*GOAL*.
From the entries below, copy out every line with "Ilmi" in it.

*DATA FOR THIS TASK*.
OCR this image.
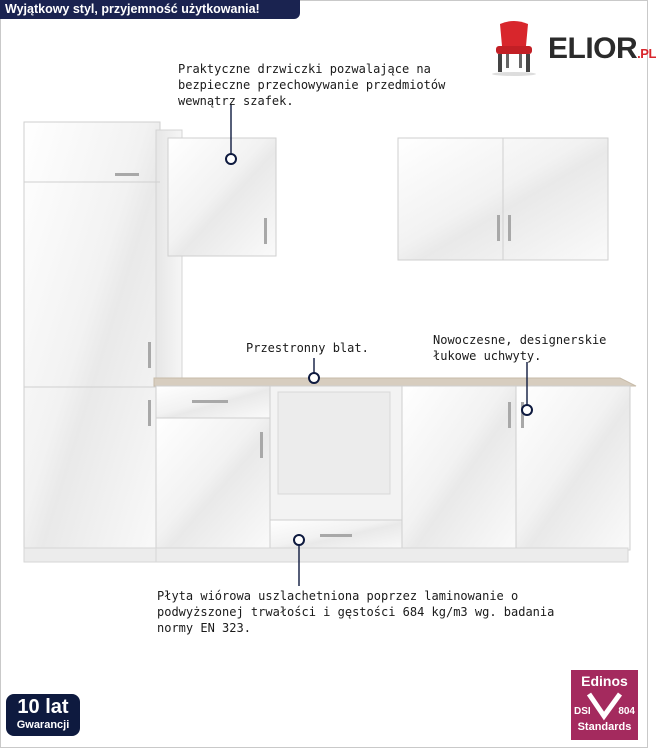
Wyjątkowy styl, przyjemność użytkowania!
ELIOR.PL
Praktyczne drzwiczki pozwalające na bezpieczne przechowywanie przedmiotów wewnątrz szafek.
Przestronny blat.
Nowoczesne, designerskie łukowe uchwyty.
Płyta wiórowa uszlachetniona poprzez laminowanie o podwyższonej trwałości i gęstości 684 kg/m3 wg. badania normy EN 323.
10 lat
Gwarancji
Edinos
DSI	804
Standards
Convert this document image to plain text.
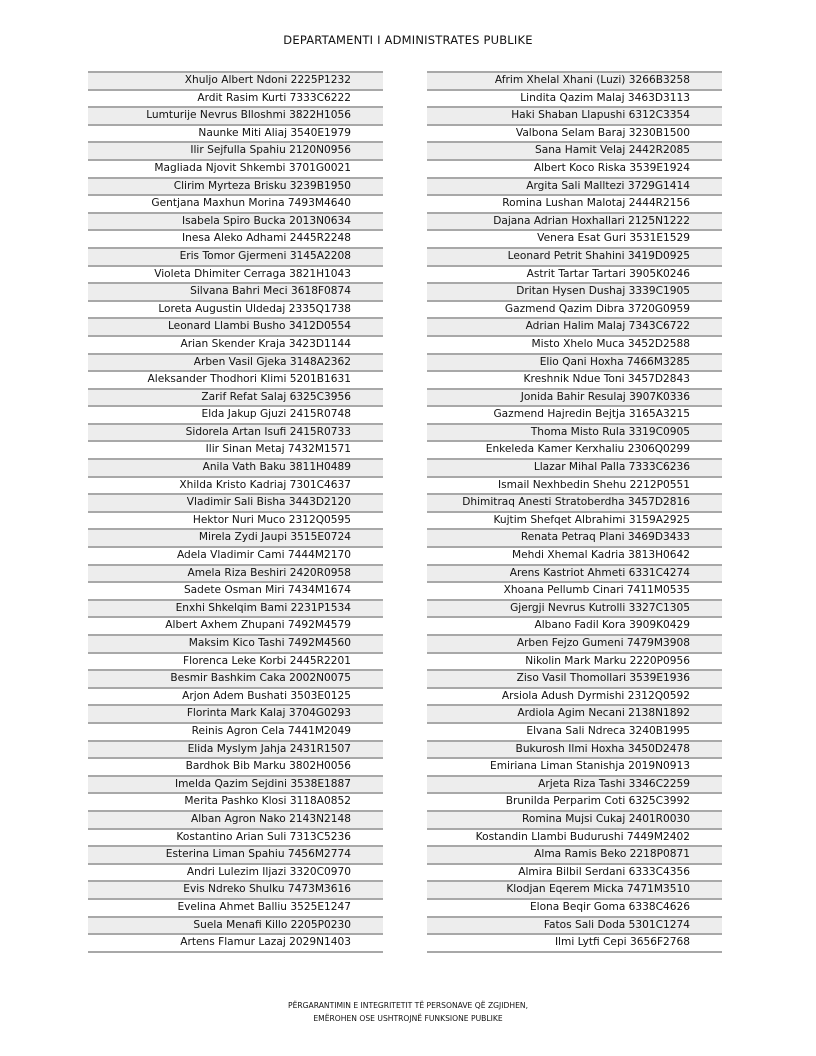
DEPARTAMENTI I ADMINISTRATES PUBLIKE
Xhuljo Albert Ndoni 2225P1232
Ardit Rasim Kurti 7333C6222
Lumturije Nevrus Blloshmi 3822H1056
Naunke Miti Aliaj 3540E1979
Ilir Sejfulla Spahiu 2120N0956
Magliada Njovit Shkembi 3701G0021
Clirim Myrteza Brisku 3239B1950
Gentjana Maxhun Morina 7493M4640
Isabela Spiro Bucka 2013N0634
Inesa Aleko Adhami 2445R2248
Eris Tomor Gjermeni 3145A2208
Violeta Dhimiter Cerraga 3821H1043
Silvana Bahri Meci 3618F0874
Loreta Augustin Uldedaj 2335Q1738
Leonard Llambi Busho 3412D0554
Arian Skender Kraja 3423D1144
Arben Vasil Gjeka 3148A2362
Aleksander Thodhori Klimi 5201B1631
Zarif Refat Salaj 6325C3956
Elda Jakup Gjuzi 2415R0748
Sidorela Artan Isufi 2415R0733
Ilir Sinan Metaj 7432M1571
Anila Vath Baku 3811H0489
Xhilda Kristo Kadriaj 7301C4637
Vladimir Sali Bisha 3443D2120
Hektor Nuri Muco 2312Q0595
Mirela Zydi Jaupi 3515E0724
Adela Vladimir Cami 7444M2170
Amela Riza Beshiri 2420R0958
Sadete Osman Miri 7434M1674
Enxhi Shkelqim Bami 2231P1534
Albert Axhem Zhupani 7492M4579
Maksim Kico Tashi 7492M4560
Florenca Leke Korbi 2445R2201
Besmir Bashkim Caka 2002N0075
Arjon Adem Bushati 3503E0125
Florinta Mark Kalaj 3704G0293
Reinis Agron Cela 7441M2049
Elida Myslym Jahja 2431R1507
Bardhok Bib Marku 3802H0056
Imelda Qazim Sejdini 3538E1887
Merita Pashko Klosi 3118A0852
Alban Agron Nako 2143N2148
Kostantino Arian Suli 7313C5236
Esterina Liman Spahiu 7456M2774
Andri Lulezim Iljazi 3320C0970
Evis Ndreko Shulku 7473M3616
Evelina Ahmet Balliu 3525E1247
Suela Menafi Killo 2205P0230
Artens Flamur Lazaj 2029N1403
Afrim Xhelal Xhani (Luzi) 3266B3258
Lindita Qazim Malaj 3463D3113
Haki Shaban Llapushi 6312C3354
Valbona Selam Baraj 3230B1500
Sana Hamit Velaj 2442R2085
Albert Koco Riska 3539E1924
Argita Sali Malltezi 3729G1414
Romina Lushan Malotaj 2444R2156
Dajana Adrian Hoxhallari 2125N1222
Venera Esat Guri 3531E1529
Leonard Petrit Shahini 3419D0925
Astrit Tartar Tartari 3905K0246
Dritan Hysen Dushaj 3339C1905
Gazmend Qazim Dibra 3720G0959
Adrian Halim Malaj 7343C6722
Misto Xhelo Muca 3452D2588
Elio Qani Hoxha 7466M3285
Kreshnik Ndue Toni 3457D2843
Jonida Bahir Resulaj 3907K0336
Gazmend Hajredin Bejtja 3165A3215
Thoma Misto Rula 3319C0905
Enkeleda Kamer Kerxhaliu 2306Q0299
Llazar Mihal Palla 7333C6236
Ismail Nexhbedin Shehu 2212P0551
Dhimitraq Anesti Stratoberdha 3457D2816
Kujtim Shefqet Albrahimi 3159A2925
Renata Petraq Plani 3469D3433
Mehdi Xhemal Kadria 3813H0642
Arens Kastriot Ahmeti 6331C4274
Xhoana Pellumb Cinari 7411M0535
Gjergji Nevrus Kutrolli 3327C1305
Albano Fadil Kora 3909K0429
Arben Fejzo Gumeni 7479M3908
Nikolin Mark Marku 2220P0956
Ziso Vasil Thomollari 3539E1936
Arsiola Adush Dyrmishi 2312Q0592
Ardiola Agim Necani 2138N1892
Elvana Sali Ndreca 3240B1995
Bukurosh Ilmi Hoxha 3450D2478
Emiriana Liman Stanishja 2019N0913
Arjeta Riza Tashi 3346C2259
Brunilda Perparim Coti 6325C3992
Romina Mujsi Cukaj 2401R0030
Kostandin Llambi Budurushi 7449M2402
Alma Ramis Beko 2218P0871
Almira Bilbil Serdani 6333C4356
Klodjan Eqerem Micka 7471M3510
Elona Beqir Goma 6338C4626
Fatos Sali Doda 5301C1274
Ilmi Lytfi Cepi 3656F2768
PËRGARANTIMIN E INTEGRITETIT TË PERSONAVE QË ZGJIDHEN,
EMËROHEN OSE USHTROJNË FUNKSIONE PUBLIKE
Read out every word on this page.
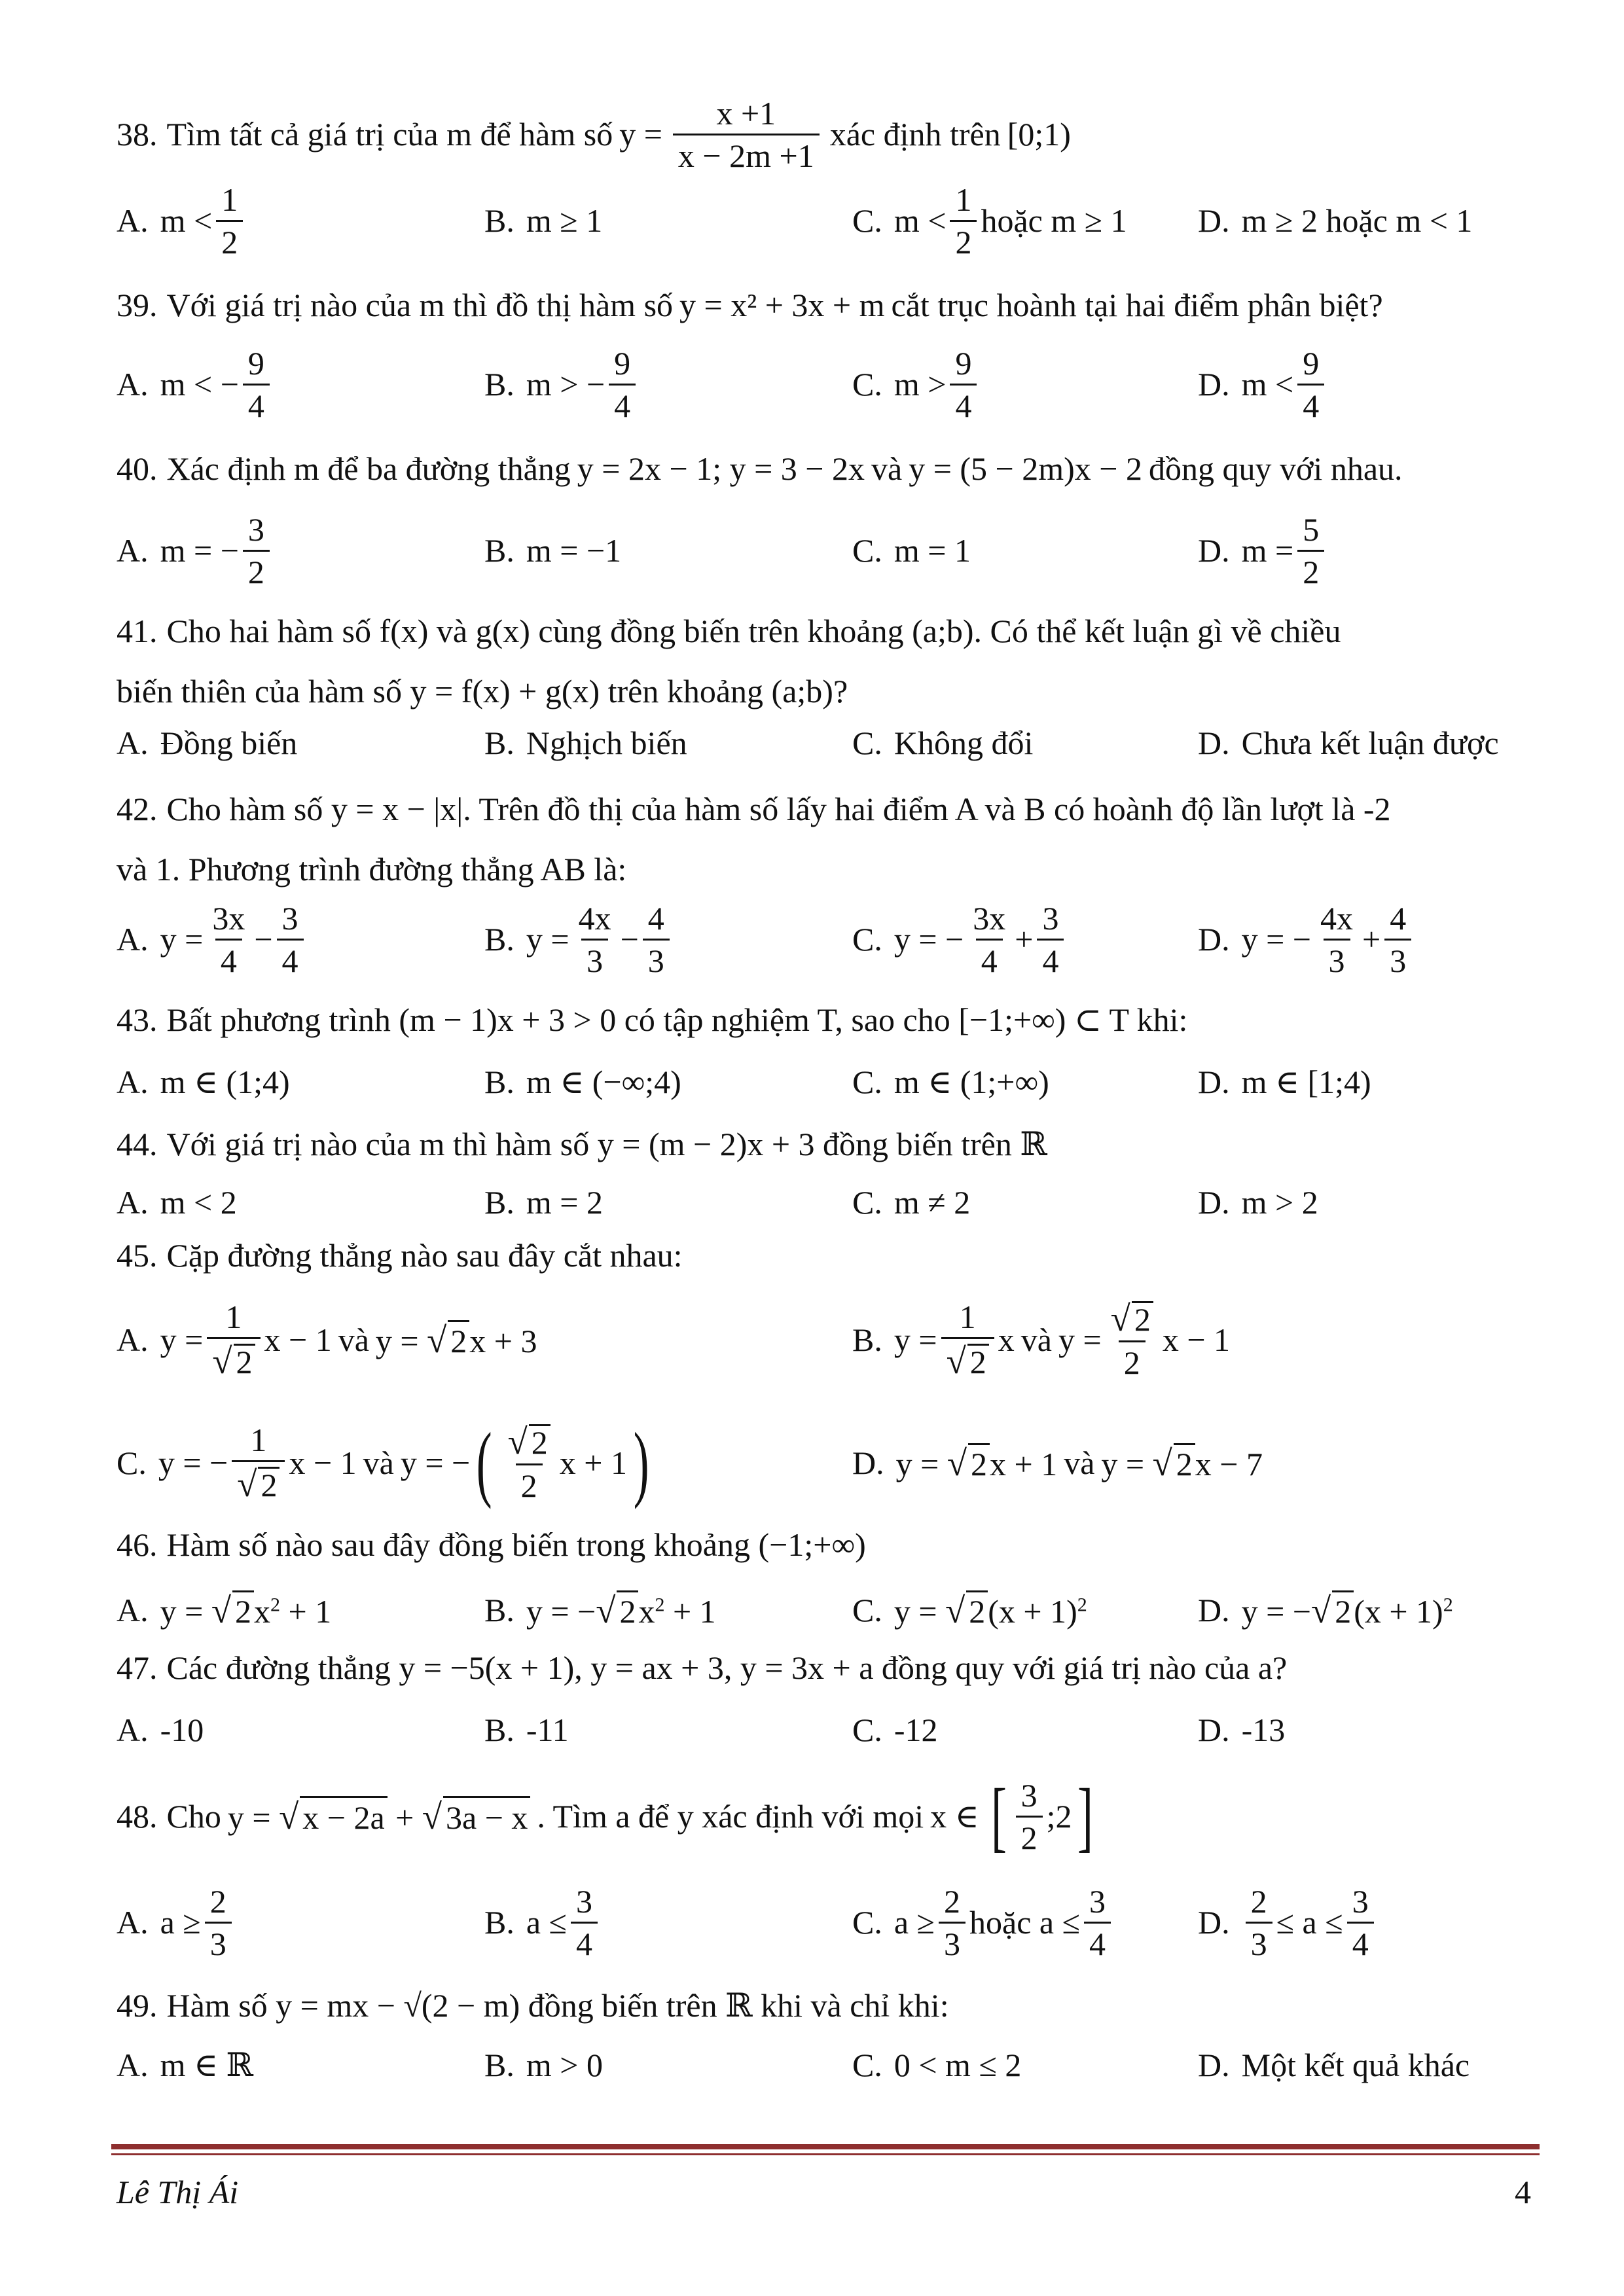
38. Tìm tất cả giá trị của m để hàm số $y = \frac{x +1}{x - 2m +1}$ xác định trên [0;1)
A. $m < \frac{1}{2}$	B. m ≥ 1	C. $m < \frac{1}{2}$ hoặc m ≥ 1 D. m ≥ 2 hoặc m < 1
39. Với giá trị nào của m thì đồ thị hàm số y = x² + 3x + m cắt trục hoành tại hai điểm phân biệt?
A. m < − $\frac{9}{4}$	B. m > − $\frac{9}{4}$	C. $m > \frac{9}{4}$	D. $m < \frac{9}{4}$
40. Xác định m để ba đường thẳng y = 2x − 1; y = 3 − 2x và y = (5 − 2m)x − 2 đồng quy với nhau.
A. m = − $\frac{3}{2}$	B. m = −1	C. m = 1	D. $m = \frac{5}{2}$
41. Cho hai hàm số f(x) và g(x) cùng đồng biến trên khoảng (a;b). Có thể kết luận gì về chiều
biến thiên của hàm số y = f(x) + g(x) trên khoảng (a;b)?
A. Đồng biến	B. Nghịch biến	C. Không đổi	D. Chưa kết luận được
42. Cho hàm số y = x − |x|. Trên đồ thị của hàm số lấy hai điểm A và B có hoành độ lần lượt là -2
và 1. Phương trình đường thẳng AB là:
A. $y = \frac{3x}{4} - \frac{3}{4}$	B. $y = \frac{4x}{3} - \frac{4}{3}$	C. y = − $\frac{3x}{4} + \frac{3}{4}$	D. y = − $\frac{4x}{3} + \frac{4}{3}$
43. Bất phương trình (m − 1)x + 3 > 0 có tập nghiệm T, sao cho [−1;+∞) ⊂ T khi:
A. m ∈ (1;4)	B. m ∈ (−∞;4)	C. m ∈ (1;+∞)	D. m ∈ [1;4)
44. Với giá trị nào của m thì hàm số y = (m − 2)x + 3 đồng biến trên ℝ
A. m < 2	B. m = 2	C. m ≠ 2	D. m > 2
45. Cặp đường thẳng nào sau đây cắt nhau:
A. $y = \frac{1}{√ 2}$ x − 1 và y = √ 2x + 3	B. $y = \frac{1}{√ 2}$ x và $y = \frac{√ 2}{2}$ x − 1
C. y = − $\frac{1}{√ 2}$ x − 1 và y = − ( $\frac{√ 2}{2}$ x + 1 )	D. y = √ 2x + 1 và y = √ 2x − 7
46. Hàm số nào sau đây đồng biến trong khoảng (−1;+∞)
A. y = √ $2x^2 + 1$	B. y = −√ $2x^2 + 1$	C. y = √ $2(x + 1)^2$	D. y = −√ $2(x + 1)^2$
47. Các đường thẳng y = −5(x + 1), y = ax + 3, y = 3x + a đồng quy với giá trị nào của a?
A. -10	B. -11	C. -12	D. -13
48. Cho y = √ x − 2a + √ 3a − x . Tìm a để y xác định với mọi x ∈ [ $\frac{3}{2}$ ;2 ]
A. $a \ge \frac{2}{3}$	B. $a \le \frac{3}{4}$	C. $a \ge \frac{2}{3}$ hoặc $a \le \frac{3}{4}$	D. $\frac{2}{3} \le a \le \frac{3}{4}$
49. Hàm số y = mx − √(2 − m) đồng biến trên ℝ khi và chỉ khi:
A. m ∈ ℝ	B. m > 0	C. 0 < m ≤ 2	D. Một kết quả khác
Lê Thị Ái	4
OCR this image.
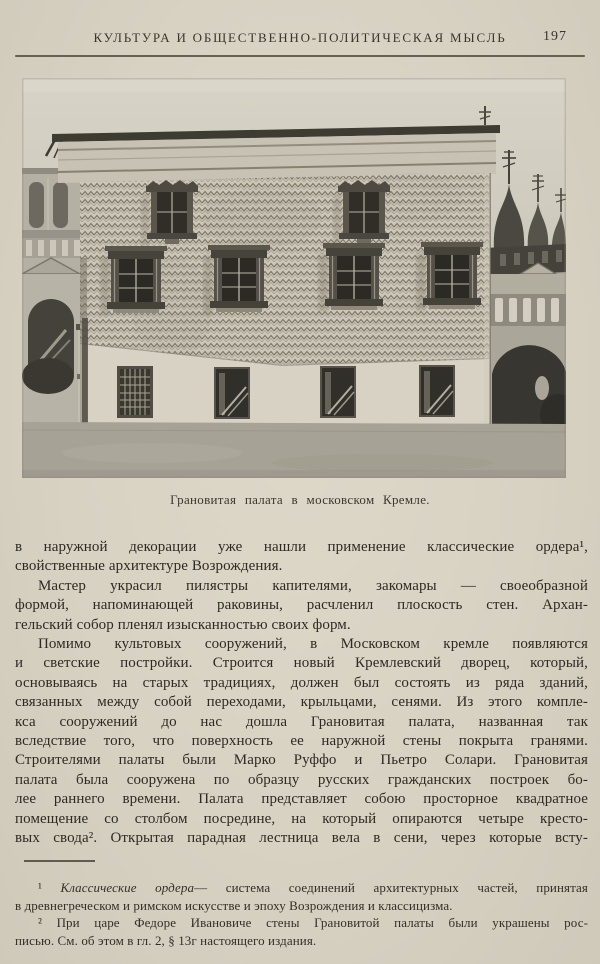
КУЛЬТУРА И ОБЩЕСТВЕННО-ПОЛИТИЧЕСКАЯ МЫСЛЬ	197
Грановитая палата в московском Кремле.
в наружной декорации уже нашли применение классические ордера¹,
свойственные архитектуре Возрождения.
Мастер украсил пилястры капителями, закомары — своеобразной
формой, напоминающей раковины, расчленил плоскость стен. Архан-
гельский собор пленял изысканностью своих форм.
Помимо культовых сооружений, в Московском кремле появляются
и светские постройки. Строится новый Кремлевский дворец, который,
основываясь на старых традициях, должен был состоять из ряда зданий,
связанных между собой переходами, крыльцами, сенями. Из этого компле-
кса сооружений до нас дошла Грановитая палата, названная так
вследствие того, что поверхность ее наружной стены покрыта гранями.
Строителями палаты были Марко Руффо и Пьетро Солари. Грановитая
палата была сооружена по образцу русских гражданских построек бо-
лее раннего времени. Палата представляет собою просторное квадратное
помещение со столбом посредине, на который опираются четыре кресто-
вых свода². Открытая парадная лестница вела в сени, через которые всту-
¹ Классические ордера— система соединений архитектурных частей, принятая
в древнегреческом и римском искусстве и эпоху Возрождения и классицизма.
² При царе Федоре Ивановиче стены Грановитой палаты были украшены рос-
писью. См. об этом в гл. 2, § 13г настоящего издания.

*TASK ANSWER*.
Bukurosh Ilmi Hoxha 3450D2478
Ilmi Lytfi Cepi 3656F2768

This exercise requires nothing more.